--- start Supplied text ---
Manojlo Manjo Vukotić, Long-Time Editor Of Daily Newspapers, Owner Of Vukotić Media Publishing House:

Not Even Government Needs Such Media

As a student of world literature, he was an editor in magazine Student. He continued writing in Večernje Novosti (Evening News), where he spent more than three decades. At the beginning of the nineties, he was chief editor of Borba, at the time when the entire opinionated intelligence and opposition wrote for it.

Throughout his five-decade long career as a journalist, he designed and established dailies Blic and Glas javnosti, both achieving high circulation. As chief editor of Novosti, from 2000 to 2013, he brought this newspaper its former glory and circulation. As chief editor, he signed around one billion eight hundred million copies of newspapers! And 8.6 million books. For the past four years, he has been the owner of a reputable publishing house Vukotić media.The Vukotić family is a renowned Montenegrin family whose origin dates back for 600 years. They were warriors, generals, dukes, serdars, skillful politicians, artists, sportsmen etc. Manojlo Manjo Vukotić (1938) is undoubtedly the most famous media arbiter in the former Yugoslavia. More specifically, he is the greatest master in journalism for the highest circulations of dailies. Vukotić was born in Cetinje, as the grandson of colonel Jovan and the son of Vukale, a law graduate and a high functionary in the Zeta Banate who experienced the fate of the most horrific Montenegrin divisions: at the beginning of the Second World War, three brothers joined the Partisans, while the fourth, Manjo’s father, joined the Chetniks. In May 1945, from Zidani Most, Vukale ran to Italy, then to America, where he was buried in the first row in front of the Nova Gračanica Monastery, on the outskirts of Chicago. At the time of the stern communist regime, Manjo was asked to denounce his father, and his mother to denounce her husband, which they never did. Manjo began studying world literature in Belgrade the year Danilo Kiš and Muharem Pervić finished it as the top graduates of the first generation. Throughout his entire studies, he wrote for Student, after which he moved to a city newspaper called Beogradska nedelja, and then to Večernje novosti.

“At the time of my arrival to Novosti, in September 1966, Novosti had already had a reputation and high circulation. According to today’s standards, Novosti was somewhat a yellow press paper, a sensationalist newspaper, a tabloid in a mild sense. However, it was a much more serious and responsible editorial concept than any other tabloid today. For example, Novosti had a column that was the forerunner of all modern columns on celebrities – Klub poznatih (eng. Celebrities’ Club) that was published every day. Once, when I was still young and pretentious, I complained at the editorial staff meeting about Lepa Lukić showing up in the column several times the previous week. That is when I learned a lesson I have never forgotten, taught by then chief editor Slobodan Glumac, my idol and my role model in editing: he invited me to his office – he didn’t want to say it in front of everyone – and said: ‘Maybe you don’t like the songs of Lepa Lukić, but she has sold 400,000 records. Someone who sells that many records has to be in the papers all the time. Novosti always has to be anywhere where there are at least a thousand people.’ And that editor of a ‘communist yellow paper’, Slobodan Glumac, translated Nobel Prize winners from the German and French language!”
--- end Supplied text ---
--- start Material ---
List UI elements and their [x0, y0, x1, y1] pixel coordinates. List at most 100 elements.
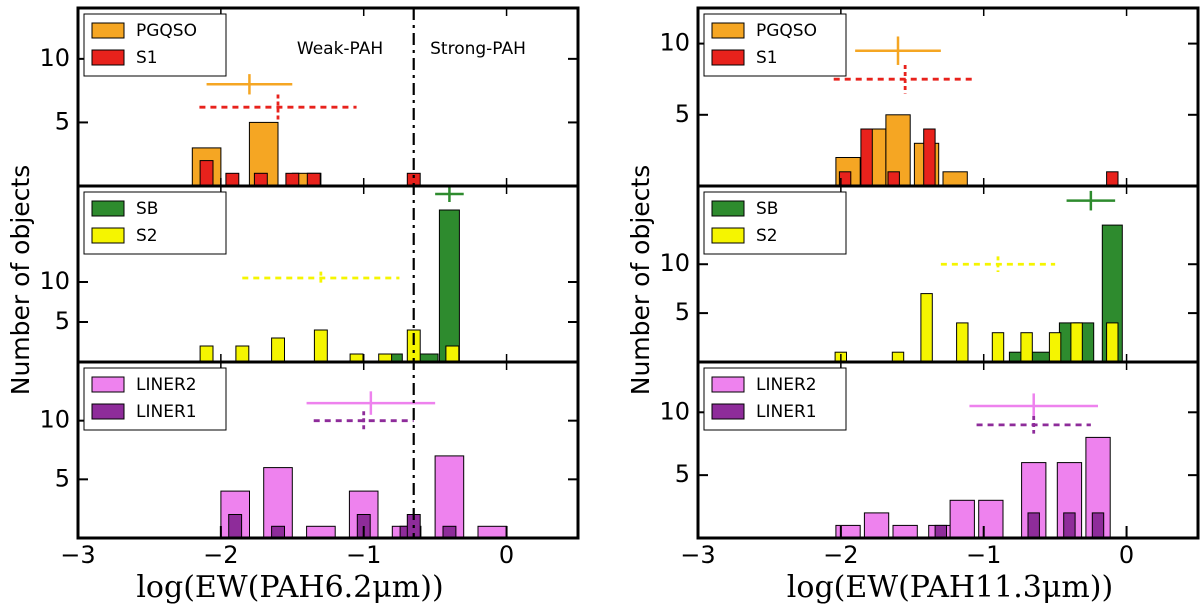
--- end Material ---
(Challenges)
1. In the Vukotić interview, in what month and year did Vukotić arrive at Novosti?
2. Go on with the Vukotić interview from its last sentence.

(Solved problems)
1. September 1966.

2.
Hand in hand with Borba’s and Politika’s schools of journalism, Novosti managed with its own profile to develop Novosti’s school of journalism. The most modern one. The most attractive one. Generations of journalists began learning the ropes there the moment they stepped into the editorial office. Everyone began with the Belgrade column. I remember when Dragan Jovanović (a NIN writer and columnist afterwards) came as a graduate of philosophy, I gave him to follow the events in the Savski Venac municipality. Young people learned from this, learned the tricks of the trade, the rules of the profession…This is the difference between today’s journalists and journalists of the time. Despite so many schools and faculties of journalism available nowadays, they enter journalism without knowledge, without general education, without enough wishes and ideas. Cold and flat. It’s important that they have a job. But journalism is not a computer task or a clerk register.”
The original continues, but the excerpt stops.